Raw records:
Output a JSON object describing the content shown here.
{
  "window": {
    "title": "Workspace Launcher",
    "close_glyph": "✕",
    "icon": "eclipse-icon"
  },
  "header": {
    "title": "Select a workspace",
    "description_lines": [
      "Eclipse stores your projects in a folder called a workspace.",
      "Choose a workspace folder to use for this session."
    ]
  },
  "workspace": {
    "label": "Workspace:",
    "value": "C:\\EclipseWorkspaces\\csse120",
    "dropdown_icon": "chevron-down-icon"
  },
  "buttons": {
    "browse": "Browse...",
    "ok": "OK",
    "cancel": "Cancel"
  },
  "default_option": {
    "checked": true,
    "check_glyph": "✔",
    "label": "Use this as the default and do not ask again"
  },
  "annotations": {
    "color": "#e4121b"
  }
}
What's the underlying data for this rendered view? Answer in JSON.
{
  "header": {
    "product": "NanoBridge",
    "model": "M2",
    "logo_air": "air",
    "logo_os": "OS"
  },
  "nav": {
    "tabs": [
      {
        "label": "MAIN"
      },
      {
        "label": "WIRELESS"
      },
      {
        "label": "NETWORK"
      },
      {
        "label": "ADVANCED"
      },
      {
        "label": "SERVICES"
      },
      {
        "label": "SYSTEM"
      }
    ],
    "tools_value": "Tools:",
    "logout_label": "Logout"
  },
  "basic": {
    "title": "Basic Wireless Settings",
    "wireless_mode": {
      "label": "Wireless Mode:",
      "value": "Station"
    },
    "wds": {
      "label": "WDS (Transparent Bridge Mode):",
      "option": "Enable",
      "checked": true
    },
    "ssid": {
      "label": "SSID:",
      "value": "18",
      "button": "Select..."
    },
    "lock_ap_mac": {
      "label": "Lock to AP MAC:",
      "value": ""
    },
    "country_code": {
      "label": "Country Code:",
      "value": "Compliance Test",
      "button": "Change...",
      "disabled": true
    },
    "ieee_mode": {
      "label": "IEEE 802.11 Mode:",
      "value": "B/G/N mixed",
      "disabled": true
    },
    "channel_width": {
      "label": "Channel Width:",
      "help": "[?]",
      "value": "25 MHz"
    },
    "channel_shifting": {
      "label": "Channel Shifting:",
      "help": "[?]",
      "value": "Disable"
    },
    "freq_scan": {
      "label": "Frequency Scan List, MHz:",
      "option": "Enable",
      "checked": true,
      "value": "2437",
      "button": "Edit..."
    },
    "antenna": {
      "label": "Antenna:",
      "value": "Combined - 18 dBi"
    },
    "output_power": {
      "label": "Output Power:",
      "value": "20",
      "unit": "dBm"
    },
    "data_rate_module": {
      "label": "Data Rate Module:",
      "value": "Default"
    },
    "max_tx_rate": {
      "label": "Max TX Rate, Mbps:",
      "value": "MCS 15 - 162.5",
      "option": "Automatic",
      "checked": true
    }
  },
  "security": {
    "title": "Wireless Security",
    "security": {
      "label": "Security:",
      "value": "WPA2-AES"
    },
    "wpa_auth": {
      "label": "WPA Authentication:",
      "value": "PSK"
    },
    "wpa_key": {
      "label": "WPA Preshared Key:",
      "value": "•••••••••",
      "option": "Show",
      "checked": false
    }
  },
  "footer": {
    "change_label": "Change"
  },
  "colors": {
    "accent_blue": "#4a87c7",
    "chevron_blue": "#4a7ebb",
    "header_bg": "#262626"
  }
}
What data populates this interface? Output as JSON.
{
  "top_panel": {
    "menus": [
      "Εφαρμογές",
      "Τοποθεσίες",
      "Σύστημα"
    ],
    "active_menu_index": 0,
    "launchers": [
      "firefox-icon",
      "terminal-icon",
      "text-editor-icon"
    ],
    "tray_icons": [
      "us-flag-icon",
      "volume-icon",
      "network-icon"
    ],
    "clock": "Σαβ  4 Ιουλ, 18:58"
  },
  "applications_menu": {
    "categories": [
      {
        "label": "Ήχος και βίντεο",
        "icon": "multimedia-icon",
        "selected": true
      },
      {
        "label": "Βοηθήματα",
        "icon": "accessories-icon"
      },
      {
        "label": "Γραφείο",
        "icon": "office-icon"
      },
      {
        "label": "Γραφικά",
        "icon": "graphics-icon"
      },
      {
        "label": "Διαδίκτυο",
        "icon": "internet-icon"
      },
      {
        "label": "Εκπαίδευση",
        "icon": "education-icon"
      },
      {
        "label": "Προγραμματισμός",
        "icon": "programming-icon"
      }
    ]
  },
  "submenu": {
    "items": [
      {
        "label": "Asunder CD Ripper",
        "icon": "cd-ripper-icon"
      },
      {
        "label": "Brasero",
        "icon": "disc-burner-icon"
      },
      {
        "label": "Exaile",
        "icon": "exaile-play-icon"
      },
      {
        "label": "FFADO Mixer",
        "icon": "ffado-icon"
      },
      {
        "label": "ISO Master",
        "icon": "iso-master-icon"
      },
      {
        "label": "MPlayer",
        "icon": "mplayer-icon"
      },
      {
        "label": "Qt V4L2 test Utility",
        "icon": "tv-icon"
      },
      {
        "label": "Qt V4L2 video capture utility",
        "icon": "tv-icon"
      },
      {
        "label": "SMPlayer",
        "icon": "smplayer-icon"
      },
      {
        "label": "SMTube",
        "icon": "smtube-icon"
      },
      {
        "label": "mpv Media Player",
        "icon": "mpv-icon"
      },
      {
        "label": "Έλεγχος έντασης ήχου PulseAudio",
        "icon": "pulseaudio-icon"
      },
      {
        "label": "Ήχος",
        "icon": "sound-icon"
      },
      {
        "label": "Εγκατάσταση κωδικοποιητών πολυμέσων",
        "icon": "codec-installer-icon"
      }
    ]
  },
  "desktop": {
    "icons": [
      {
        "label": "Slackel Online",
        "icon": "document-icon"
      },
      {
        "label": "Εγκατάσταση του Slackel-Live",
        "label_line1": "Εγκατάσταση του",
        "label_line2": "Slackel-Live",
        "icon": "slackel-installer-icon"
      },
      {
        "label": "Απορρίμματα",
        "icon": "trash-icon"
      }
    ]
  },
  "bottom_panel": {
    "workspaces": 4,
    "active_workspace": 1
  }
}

...

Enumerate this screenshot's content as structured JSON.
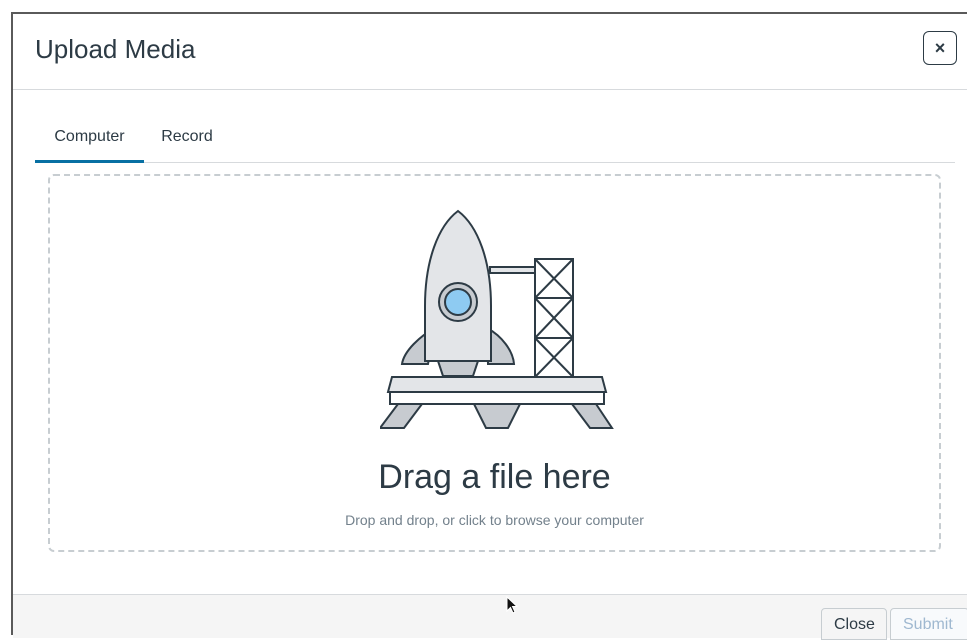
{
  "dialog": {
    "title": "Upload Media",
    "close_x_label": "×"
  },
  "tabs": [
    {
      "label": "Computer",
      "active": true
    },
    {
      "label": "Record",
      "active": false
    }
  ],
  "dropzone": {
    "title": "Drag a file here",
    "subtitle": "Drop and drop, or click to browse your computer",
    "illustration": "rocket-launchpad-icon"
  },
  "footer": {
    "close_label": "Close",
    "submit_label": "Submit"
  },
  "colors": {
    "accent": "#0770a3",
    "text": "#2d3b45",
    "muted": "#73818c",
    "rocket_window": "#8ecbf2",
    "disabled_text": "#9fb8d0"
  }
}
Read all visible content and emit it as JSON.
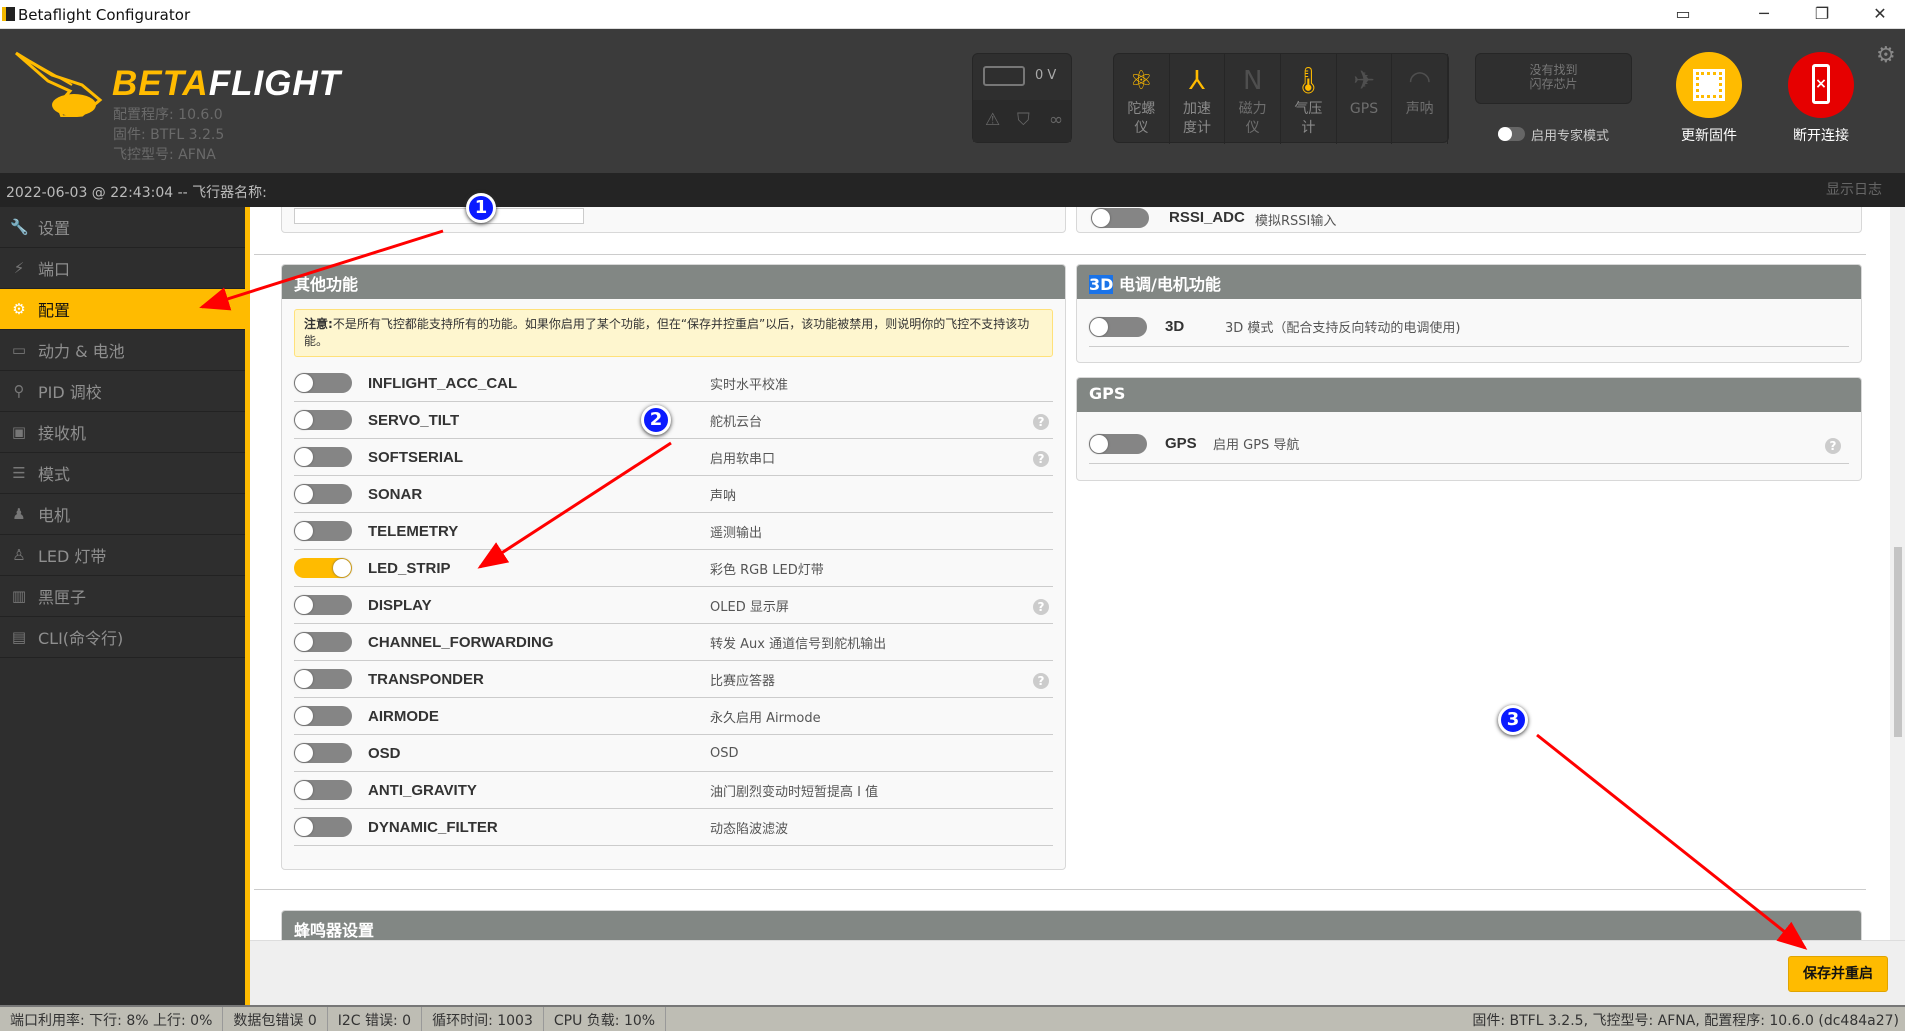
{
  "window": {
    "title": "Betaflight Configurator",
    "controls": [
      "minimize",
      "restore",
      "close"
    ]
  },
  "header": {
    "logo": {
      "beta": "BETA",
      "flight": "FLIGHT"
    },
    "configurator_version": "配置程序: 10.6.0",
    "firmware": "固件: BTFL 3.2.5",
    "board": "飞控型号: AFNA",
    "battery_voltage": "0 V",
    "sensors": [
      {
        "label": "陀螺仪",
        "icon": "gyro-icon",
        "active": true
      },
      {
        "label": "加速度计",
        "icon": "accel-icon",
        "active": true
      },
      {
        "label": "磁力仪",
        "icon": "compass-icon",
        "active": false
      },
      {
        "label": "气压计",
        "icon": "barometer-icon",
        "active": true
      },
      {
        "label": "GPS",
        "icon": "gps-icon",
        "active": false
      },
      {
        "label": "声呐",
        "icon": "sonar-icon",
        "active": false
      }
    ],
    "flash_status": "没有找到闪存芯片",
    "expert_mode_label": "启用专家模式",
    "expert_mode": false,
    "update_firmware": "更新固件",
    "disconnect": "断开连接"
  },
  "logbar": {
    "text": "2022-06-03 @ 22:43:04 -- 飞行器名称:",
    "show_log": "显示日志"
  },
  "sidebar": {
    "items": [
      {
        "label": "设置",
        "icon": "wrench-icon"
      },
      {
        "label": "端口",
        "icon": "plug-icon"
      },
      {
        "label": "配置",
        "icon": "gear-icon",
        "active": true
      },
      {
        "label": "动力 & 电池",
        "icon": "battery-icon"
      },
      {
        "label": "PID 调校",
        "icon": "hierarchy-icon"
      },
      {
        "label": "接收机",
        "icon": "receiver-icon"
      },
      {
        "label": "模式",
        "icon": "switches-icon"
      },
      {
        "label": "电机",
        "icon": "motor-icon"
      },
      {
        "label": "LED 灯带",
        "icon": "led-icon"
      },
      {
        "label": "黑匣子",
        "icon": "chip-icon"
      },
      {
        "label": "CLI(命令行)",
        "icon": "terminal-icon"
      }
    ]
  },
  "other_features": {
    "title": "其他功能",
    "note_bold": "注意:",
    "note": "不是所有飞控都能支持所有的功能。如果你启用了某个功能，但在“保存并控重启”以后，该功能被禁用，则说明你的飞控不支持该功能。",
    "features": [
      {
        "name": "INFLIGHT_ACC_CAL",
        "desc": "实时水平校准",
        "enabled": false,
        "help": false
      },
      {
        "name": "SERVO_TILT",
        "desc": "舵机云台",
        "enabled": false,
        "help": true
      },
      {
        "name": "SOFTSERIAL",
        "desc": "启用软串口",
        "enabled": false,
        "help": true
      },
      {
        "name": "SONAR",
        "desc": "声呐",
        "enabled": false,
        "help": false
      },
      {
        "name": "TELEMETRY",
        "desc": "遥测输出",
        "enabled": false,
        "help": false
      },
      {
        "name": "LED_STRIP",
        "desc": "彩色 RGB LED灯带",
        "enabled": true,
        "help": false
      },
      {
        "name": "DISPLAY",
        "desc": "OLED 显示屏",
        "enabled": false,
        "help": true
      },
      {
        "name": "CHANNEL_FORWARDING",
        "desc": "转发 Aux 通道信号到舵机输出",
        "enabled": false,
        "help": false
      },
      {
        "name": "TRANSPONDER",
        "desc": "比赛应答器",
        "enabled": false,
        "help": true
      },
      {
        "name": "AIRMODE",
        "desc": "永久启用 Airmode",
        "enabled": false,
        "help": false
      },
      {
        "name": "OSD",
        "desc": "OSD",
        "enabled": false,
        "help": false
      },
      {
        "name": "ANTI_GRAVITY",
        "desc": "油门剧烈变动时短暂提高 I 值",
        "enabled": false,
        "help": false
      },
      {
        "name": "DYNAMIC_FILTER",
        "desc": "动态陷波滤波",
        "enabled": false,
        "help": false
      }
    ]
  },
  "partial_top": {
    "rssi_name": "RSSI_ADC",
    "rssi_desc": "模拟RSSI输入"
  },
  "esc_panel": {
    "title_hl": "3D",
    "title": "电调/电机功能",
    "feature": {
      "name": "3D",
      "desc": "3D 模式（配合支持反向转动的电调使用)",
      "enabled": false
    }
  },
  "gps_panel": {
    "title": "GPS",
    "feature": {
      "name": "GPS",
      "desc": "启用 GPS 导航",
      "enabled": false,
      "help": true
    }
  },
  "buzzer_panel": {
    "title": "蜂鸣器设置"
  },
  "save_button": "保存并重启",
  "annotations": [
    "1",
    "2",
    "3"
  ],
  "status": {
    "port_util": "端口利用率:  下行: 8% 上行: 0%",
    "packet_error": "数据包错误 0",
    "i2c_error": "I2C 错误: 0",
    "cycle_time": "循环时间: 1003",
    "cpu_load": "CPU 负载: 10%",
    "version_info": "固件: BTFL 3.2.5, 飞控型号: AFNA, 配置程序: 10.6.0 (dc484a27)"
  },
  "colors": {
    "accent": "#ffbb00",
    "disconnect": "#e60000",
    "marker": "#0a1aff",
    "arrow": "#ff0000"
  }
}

==

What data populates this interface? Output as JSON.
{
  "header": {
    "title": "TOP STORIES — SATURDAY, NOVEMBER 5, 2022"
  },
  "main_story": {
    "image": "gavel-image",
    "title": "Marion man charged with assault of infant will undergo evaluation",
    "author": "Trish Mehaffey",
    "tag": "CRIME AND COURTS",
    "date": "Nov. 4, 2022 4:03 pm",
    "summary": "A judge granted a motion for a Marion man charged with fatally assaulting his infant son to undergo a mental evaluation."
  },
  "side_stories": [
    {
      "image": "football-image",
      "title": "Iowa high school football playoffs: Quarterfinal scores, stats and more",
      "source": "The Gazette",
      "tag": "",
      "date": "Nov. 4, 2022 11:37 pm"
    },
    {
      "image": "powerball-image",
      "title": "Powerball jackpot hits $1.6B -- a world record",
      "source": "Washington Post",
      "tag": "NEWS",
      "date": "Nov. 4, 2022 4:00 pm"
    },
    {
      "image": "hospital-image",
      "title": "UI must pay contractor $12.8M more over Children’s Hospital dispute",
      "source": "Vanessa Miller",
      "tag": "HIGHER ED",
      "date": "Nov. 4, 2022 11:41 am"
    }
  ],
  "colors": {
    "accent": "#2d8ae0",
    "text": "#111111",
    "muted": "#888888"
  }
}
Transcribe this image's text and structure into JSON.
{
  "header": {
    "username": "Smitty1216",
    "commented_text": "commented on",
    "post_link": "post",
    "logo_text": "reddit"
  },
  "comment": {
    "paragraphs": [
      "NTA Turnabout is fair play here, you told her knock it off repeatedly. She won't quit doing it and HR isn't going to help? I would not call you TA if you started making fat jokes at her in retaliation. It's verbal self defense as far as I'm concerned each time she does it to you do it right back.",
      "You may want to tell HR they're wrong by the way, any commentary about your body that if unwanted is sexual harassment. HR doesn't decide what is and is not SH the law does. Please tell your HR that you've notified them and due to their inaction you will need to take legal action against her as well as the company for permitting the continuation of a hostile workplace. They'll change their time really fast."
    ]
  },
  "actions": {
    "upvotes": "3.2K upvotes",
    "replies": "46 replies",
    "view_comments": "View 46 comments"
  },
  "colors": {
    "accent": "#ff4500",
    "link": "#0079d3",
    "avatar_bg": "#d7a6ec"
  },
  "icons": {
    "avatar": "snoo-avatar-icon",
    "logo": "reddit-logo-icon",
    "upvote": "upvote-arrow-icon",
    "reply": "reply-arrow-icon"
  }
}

Task ->
Each line in the entries above that includes the string "Marion" should be extracted.

Answer for this exercise ->
    "title": "Marion man charged with assault of infant will undergo evaluation",
    "summary": "A judge granted a motion for a Marion man charged with fatally assaulting his infant son to undergo a mental evaluation."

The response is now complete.